:: TASK TO CARRY OUT ::
Read the listing and extract each line that includes the word "STAMFORD".

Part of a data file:
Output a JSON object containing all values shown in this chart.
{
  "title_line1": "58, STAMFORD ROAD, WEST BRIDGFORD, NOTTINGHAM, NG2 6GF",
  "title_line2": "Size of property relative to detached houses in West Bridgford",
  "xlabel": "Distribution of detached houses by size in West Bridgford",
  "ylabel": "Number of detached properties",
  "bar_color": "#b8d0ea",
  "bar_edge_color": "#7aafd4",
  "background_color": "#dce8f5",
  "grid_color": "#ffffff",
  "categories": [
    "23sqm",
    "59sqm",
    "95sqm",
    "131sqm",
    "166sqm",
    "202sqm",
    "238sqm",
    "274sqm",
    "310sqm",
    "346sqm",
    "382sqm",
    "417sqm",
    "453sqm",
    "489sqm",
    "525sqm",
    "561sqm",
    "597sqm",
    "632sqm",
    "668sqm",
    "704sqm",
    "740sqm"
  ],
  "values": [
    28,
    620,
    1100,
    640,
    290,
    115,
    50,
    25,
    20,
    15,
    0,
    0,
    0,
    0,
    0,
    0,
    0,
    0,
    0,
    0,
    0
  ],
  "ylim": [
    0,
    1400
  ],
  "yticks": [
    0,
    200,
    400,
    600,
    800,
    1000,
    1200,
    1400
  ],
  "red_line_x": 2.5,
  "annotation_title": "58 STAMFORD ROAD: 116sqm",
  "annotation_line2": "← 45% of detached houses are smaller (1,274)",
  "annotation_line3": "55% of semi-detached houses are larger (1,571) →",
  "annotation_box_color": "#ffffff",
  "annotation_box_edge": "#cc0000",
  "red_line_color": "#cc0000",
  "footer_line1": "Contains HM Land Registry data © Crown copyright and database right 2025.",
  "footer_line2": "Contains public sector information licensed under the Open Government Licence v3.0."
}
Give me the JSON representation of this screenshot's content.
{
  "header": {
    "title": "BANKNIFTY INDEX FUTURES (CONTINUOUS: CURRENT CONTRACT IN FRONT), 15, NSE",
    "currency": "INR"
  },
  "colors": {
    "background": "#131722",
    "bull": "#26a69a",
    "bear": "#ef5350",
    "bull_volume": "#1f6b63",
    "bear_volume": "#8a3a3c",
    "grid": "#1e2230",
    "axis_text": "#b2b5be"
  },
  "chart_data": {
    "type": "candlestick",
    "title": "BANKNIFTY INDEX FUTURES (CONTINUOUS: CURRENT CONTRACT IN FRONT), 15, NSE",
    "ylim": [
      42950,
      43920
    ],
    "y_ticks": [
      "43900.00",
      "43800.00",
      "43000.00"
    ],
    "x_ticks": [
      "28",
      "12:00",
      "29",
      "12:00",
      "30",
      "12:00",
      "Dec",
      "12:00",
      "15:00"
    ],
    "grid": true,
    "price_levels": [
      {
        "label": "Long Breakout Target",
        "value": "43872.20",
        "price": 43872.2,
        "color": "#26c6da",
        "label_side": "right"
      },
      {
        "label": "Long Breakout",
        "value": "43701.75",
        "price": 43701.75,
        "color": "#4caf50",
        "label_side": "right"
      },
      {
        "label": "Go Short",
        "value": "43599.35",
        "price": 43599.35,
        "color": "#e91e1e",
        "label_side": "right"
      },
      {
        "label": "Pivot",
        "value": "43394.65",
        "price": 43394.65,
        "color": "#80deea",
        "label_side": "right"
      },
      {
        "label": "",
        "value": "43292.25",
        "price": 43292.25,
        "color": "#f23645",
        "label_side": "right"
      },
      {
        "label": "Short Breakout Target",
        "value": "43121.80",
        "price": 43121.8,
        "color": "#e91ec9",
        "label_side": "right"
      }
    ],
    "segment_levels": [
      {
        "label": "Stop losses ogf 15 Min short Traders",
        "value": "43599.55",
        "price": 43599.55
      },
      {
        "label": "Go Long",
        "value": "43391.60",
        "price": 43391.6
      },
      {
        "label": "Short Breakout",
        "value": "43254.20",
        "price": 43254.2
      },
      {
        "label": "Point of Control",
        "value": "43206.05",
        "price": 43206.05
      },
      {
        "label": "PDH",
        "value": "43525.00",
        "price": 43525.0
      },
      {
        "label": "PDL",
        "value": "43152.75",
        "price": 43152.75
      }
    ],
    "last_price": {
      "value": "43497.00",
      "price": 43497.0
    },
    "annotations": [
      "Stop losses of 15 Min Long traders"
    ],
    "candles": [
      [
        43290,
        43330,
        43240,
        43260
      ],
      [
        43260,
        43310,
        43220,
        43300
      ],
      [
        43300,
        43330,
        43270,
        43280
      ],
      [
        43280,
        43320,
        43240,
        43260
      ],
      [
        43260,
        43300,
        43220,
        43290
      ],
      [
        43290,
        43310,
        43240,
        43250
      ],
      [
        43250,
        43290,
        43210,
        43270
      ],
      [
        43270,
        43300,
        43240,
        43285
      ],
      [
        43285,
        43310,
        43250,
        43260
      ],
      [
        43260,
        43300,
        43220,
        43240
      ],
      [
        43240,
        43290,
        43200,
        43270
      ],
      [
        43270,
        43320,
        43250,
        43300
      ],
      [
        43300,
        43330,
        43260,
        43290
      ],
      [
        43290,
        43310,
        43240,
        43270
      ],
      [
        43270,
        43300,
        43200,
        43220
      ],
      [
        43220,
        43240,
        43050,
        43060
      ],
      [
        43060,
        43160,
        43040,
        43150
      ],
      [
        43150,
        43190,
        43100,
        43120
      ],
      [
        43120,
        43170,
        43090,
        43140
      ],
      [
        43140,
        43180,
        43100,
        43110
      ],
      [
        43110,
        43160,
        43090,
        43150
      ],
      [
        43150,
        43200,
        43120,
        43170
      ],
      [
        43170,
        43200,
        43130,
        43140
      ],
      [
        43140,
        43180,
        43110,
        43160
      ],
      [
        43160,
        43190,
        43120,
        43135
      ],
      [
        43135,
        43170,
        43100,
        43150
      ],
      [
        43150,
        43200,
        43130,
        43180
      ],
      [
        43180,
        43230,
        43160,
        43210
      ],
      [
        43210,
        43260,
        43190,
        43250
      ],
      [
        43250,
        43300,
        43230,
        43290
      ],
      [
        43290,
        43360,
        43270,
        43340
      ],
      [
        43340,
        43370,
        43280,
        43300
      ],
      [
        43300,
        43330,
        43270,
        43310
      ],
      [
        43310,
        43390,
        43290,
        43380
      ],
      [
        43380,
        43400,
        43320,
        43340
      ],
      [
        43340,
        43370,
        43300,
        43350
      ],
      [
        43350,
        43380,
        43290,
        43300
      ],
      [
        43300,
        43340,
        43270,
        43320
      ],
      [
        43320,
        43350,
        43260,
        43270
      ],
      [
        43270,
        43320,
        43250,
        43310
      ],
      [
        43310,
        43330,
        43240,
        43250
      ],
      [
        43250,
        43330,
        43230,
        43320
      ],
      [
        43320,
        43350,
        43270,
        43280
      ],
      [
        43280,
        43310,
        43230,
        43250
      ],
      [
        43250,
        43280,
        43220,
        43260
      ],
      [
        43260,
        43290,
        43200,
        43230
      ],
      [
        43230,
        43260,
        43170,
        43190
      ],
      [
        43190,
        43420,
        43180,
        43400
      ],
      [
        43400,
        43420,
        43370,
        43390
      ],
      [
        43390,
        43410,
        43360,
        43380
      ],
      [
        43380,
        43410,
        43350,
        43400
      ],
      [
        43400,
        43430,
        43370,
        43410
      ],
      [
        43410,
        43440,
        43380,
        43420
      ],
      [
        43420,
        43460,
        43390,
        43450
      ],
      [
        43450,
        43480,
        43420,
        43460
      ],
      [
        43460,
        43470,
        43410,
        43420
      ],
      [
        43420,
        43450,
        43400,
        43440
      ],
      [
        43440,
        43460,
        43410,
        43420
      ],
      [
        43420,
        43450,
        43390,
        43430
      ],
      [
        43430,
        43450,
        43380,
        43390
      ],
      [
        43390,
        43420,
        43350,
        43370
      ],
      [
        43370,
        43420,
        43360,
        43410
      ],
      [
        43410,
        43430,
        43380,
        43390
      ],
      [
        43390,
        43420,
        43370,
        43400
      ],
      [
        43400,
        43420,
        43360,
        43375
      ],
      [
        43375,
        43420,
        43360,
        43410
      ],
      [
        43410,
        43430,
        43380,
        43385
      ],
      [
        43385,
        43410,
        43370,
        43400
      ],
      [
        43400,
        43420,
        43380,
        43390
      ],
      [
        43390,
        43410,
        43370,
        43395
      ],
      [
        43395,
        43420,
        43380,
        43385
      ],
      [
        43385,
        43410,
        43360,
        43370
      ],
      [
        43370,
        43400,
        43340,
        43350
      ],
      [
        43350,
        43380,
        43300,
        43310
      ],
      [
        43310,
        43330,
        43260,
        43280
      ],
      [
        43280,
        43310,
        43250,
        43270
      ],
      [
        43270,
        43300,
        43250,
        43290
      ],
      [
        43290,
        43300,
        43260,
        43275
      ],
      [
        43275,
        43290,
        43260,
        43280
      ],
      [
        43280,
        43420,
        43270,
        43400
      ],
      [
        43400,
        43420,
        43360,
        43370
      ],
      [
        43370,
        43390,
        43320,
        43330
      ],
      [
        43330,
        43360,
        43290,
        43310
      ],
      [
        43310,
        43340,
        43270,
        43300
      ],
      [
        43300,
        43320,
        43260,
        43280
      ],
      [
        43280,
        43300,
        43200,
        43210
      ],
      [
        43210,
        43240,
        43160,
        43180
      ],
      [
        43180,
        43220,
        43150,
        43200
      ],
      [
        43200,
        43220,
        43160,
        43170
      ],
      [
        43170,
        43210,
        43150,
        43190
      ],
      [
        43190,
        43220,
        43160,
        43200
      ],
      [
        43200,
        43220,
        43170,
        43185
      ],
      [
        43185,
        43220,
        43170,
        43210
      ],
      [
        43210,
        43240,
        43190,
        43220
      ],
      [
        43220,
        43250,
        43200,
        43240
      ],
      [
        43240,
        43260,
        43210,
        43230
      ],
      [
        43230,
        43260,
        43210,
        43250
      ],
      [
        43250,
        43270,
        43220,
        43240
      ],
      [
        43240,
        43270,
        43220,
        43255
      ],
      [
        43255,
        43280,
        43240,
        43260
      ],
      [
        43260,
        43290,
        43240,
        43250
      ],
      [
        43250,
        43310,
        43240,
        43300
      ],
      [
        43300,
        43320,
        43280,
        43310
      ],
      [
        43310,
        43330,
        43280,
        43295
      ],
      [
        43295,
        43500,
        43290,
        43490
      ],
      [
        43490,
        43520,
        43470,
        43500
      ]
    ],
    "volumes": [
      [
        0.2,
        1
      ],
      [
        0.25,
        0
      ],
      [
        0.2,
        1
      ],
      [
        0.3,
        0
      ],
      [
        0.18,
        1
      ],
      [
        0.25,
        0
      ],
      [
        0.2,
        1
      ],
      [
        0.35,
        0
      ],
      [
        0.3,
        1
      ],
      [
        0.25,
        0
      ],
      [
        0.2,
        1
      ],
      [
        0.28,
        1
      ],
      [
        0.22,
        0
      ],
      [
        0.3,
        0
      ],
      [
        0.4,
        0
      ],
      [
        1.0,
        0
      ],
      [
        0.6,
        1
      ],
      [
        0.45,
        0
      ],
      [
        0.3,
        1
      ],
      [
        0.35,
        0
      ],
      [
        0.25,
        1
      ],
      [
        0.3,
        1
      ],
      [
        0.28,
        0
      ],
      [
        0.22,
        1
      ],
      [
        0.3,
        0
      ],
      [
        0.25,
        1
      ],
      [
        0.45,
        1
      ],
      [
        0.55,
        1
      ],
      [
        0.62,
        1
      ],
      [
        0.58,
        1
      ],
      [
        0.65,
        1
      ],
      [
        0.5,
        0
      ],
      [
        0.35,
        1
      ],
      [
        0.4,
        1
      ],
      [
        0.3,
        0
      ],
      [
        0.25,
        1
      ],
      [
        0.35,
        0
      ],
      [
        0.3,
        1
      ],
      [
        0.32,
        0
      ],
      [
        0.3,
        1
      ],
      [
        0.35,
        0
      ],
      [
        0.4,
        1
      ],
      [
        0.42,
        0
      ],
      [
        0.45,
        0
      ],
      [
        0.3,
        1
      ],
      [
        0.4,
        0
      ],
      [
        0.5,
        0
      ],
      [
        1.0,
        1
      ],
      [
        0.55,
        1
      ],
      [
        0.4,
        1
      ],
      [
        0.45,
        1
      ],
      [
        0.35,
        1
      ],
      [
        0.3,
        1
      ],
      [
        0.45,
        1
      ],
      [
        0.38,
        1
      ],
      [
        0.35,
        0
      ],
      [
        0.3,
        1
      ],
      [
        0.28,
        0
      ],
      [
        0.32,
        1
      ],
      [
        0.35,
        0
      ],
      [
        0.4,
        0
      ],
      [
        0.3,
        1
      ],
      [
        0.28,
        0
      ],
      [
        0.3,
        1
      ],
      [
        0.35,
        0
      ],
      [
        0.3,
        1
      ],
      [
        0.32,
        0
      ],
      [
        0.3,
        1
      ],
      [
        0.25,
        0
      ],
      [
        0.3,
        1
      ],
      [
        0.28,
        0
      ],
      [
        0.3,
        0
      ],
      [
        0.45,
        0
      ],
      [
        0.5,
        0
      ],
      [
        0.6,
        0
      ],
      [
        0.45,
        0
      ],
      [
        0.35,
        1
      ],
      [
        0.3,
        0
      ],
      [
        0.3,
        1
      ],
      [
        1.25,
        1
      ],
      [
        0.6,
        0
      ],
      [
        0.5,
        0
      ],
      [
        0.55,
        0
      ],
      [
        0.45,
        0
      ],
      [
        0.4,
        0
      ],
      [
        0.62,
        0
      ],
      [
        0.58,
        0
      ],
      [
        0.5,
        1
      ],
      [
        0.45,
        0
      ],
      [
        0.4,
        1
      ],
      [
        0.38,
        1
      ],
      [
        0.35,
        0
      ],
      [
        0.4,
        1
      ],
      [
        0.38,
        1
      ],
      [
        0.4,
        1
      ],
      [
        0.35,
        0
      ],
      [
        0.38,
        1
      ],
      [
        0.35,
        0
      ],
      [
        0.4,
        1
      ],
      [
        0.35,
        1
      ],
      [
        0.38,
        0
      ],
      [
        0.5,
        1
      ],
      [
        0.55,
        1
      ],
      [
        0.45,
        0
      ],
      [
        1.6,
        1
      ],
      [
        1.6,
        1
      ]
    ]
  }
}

:: CORRECT ANSWER ::
  "title_line1": "58, STAMFORD ROAD, WEST BRIDGFORD, NOTTINGHAM, NG2 6GF",
  "annotation_title": "58 STAMFORD ROAD: 116sqm",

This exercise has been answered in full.